(Beginning of Raw data)

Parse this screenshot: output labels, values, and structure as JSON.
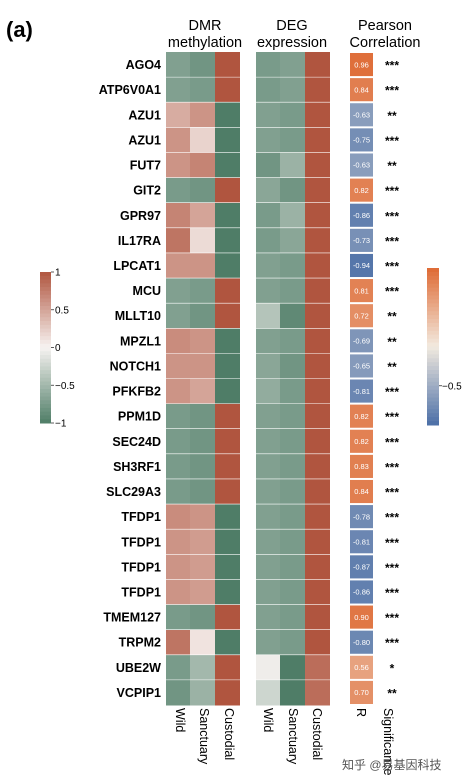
{
  "panel_label": "(a)",
  "headers": {
    "dmr": [
      "DMR",
      "methylation"
    ],
    "deg": [
      "DEG",
      "expression"
    ],
    "pearson": [
      "Pearson",
      "Correlation"
    ]
  },
  "x_labels": {
    "dmr": [
      "Wild",
      "Sanctuary",
      "Custodial"
    ],
    "deg": [
      "Wild",
      "Sanctuary",
      "Custodial"
    ],
    "r": "R",
    "sig": "Significance"
  },
  "colors": {
    "brown": "#b0553f",
    "white": "#f7f3f1",
    "green": "#4f7d67",
    "r_neg": "#4b6fa7",
    "r_mid": "#f2eadf",
    "r_pos": "#de6a34"
  },
  "chart_data": {
    "type": "heatmap",
    "genes": [
      "AGO4",
      "ATP6V0A1",
      "AZU1",
      "AZU1",
      "FUT7",
      "GIT2",
      "GPR97",
      "IL17RA",
      "LPCAT1",
      "MCU",
      "MLLT10",
      "MPZL1",
      "NOTCH1",
      "PFKFB2",
      "PPM1D",
      "SEC24D",
      "SH3RF1",
      "SLC29A3",
      "TFDP1",
      "TFDP1",
      "TFDP1",
      "TFDP1",
      "TMEM127",
      "TRPM2",
      "UBE2W",
      "VCPIP1"
    ],
    "columns": [
      "Wild",
      "Sanctuary",
      "Custodial"
    ],
    "dmr_methylation": [
      [
        -0.7,
        -0.8,
        1.0
      ],
      [
        -0.7,
        -0.75,
        1.0
      ],
      [
        0.45,
        0.6,
        -1.0
      ],
      [
        0.6,
        0.2,
        -1.0
      ],
      [
        0.6,
        0.7,
        -1.0
      ],
      [
        -0.75,
        -0.8,
        1.0
      ],
      [
        0.7,
        0.5,
        -1.0
      ],
      [
        0.8,
        0.15,
        -1.0
      ],
      [
        0.6,
        0.6,
        -1.0
      ],
      [
        -0.7,
        -0.75,
        1.0
      ],
      [
        -0.7,
        -0.8,
        1.0
      ],
      [
        0.65,
        0.6,
        -1.0
      ],
      [
        0.6,
        0.6,
        -1.0
      ],
      [
        0.6,
        0.5,
        -1.0
      ],
      [
        -0.75,
        -0.8,
        1.0
      ],
      [
        -0.75,
        -0.8,
        1.0
      ],
      [
        -0.75,
        -0.8,
        1.0
      ],
      [
        -0.75,
        -0.8,
        1.0
      ],
      [
        0.65,
        0.6,
        -1.0
      ],
      [
        0.6,
        0.55,
        -1.0
      ],
      [
        0.6,
        0.55,
        -1.0
      ],
      [
        0.6,
        0.55,
        -1.0
      ],
      [
        -0.75,
        -0.8,
        1.0
      ],
      [
        0.8,
        0.1,
        -1.0
      ],
      [
        -0.75,
        -0.5,
        1.0
      ],
      [
        -0.8,
        -0.55,
        1.0
      ]
    ],
    "deg_expression": [
      [
        -0.75,
        -0.7,
        1.0
      ],
      [
        -0.75,
        -0.7,
        1.0
      ],
      [
        -0.7,
        -0.75,
        1.0
      ],
      [
        -0.7,
        -0.75,
        1.0
      ],
      [
        -0.8,
        -0.55,
        1.0
      ],
      [
        -0.65,
        -0.8,
        1.0
      ],
      [
        -0.75,
        -0.55,
        1.0
      ],
      [
        -0.75,
        -0.65,
        1.0
      ],
      [
        -0.7,
        -0.75,
        1.0
      ],
      [
        -0.7,
        -0.75,
        1.0
      ],
      [
        -0.4,
        -0.9,
        1.0
      ],
      [
        -0.7,
        -0.75,
        1.0
      ],
      [
        -0.65,
        -0.8,
        1.0
      ],
      [
        -0.6,
        -0.75,
        1.0
      ],
      [
        -0.7,
        -0.75,
        1.0
      ],
      [
        -0.7,
        -0.75,
        1.0
      ],
      [
        -0.7,
        -0.75,
        1.0
      ],
      [
        -0.7,
        -0.75,
        1.0
      ],
      [
        -0.7,
        -0.75,
        1.0
      ],
      [
        -0.7,
        -0.75,
        1.0
      ],
      [
        -0.7,
        -0.75,
        1.0
      ],
      [
        -0.7,
        -0.75,
        1.0
      ],
      [
        -0.7,
        -0.75,
        1.0
      ],
      [
        -0.7,
        -0.75,
        1.0
      ],
      [
        -0.05,
        -1.0,
        0.85
      ],
      [
        -0.25,
        -1.0,
        0.85
      ]
    ],
    "pearson_r": [
      0.96,
      0.84,
      -0.63,
      -0.75,
      -0.63,
      0.82,
      -0.86,
      -0.73,
      -0.94,
      0.81,
      0.72,
      -0.69,
      -0.65,
      -0.81,
      0.82,
      0.82,
      0.83,
      0.84,
      -0.78,
      -0.81,
      -0.87,
      -0.86,
      0.9,
      -0.8,
      0.56,
      0.7
    ],
    "pearson_labels": [
      "0.96",
      "0.84",
      "-0.63",
      "-0.75",
      "-0.63",
      "0.82",
      "-0.86",
      "-0.73",
      "-0.94",
      "0.81",
      "0.72",
      "-0.69",
      "-0.65",
      "-0.81",
      "0.82",
      "0.82",
      "0.83",
      "0.84",
      "-0.78",
      "-0.81",
      "-0.87",
      "-0.86",
      "0.90",
      "-0.80",
      "0.56",
      "0.70"
    ],
    "significance": [
      "***",
      "***",
      "**",
      "***",
      "**",
      "***",
      "***",
      "***",
      "***",
      "***",
      "**",
      "**",
      "**",
      "***",
      "***",
      "***",
      "***",
      "***",
      "***",
      "***",
      "***",
      "***",
      "***",
      "***",
      "*",
      "**"
    ],
    "left_legend": {
      "range": [
        -1,
        1
      ],
      "ticks": [
        "1",
        "0.5",
        "0",
        "−0.5",
        "−1"
      ],
      "tick_values": [
        1,
        0.5,
        0,
        -0.5,
        -1
      ]
    },
    "right_legend": {
      "range": [
        -1,
        1
      ],
      "visible_ticks": [
        "−0.5"
      ],
      "tick_values": [
        -0.5
      ]
    }
  },
  "watermark": "知乎 @易基因科技"
}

(End of Raw data)

◆ **Task description**
Copy out all the data above exactly as written. Skip the pictures.

◆ **Exercise solution**
Parse this screenshot: output labels, values, and structure as JSON.
{
  "panel_label": "(a)",
  "headers": {
    "dmr": [
      "DMR",
      "methylation"
    ],
    "deg": [
      "DEG",
      "expression"
    ],
    "pearson": [
      "Pearson",
      "Correlation"
    ]
  },
  "x_labels": {
    "dmr": [
      "Wild",
      "Sanctuary",
      "Custodial"
    ],
    "deg": [
      "Wild",
      "Sanctuary",
      "Custodial"
    ],
    "r": "R",
    "sig": "Significance"
  },
  "colors": {
    "brown": "#b0553f",
    "white": "#f7f3f1",
    "green": "#4f7d67",
    "r_neg": "#4b6fa7",
    "r_mid": "#f2eadf",
    "r_pos": "#de6a34"
  },
  "chart_data": {
    "type": "heatmap",
    "genes": [
      "AGO4",
      "ATP6V0A1",
      "AZU1",
      "AZU1",
      "FUT7",
      "GIT2",
      "GPR97",
      "IL17RA",
      "LPCAT1",
      "MCU",
      "MLLT10",
      "MPZL1",
      "NOTCH1",
      "PFKFB2",
      "PPM1D",
      "SEC24D",
      "SH3RF1",
      "SLC29A3",
      "TFDP1",
      "TFDP1",
      "TFDP1",
      "TFDP1",
      "TMEM127",
      "TRPM2",
      "UBE2W",
      "VCPIP1"
    ],
    "columns": [
      "Wild",
      "Sanctuary",
      "Custodial"
    ],
    "dmr_methylation": [
      [
        -0.7,
        -0.8,
        1.0
      ],
      [
        -0.7,
        -0.75,
        1.0
      ],
      [
        0.45,
        0.6,
        -1.0
      ],
      [
        0.6,
        0.2,
        -1.0
      ],
      [
        0.6,
        0.7,
        -1.0
      ],
      [
        -0.75,
        -0.8,
        1.0
      ],
      [
        0.7,
        0.5,
        -1.0
      ],
      [
        0.8,
        0.15,
        -1.0
      ],
      [
        0.6,
        0.6,
        -1.0
      ],
      [
        -0.7,
        -0.75,
        1.0
      ],
      [
        -0.7,
        -0.8,
        1.0
      ],
      [
        0.65,
        0.6,
        -1.0
      ],
      [
        0.6,
        0.6,
        -1.0
      ],
      [
        0.6,
        0.5,
        -1.0
      ],
      [
        -0.75,
        -0.8,
        1.0
      ],
      [
        -0.75,
        -0.8,
        1.0
      ],
      [
        -0.75,
        -0.8,
        1.0
      ],
      [
        -0.75,
        -0.8,
        1.0
      ],
      [
        0.65,
        0.6,
        -1.0
      ],
      [
        0.6,
        0.55,
        -1.0
      ],
      [
        0.6,
        0.55,
        -1.0
      ],
      [
        0.6,
        0.55,
        -1.0
      ],
      [
        -0.75,
        -0.8,
        1.0
      ],
      [
        0.8,
        0.1,
        -1.0
      ],
      [
        -0.75,
        -0.5,
        1.0
      ],
      [
        -0.8,
        -0.55,
        1.0
      ]
    ],
    "deg_expression": [
      [
        -0.75,
        -0.7,
        1.0
      ],
      [
        -0.75,
        -0.7,
        1.0
      ],
      [
        -0.7,
        -0.75,
        1.0
      ],
      [
        -0.7,
        -0.75,
        1.0
      ],
      [
        -0.8,
        -0.55,
        1.0
      ],
      [
        -0.65,
        -0.8,
        1.0
      ],
      [
        -0.75,
        -0.55,
        1.0
      ],
      [
        -0.75,
        -0.65,
        1.0
      ],
      [
        -0.7,
        -0.75,
        1.0
      ],
      [
        -0.7,
        -0.75,
        1.0
      ],
      [
        -0.4,
        -0.9,
        1.0
      ],
      [
        -0.7,
        -0.75,
        1.0
      ],
      [
        -0.65,
        -0.8,
        1.0
      ],
      [
        -0.6,
        -0.75,
        1.0
      ],
      [
        -0.7,
        -0.75,
        1.0
      ],
      [
        -0.7,
        -0.75,
        1.0
      ],
      [
        -0.7,
        -0.75,
        1.0
      ],
      [
        -0.7,
        -0.75,
        1.0
      ],
      [
        -0.7,
        -0.75,
        1.0
      ],
      [
        -0.7,
        -0.75,
        1.0
      ],
      [
        -0.7,
        -0.75,
        1.0
      ],
      [
        -0.7,
        -0.75,
        1.0
      ],
      [
        -0.7,
        -0.75,
        1.0
      ],
      [
        -0.7,
        -0.75,
        1.0
      ],
      [
        -0.05,
        -1.0,
        0.85
      ],
      [
        -0.25,
        -1.0,
        0.85
      ]
    ],
    "pearson_r": [
      0.96,
      0.84,
      -0.63,
      -0.75,
      -0.63,
      0.82,
      -0.86,
      -0.73,
      -0.94,
      0.81,
      0.72,
      -0.69,
      -0.65,
      -0.81,
      0.82,
      0.82,
      0.83,
      0.84,
      -0.78,
      -0.81,
      -0.87,
      -0.86,
      0.9,
      -0.8,
      0.56,
      0.7
    ],
    "pearson_labels": [
      "0.96",
      "0.84",
      "-0.63",
      "-0.75",
      "-0.63",
      "0.82",
      "-0.86",
      "-0.73",
      "-0.94",
      "0.81",
      "0.72",
      "-0.69",
      "-0.65",
      "-0.81",
      "0.82",
      "0.82",
      "0.83",
      "0.84",
      "-0.78",
      "-0.81",
      "-0.87",
      "-0.86",
      "0.90",
      "-0.80",
      "0.56",
      "0.70"
    ],
    "significance": [
      "***",
      "***",
      "**",
      "***",
      "**",
      "***",
      "***",
      "***",
      "***",
      "***",
      "**",
      "**",
      "**",
      "***",
      "***",
      "***",
      "***",
      "***",
      "***",
      "***",
      "***",
      "***",
      "***",
      "***",
      "*",
      "**"
    ],
    "left_legend": {
      "range": [
        -1,
        1
      ],
      "ticks": [
        "1",
        "0.5",
        "0",
        "−0.5",
        "−1"
      ],
      "tick_values": [
        1,
        0.5,
        0,
        -0.5,
        -1
      ]
    },
    "right_legend": {
      "range": [
        -1,
        1
      ],
      "visible_ticks": [
        "−0.5"
      ],
      "tick_values": [
        -0.5
      ]
    }
  },
  "watermark": "知乎 @易基因科技"
}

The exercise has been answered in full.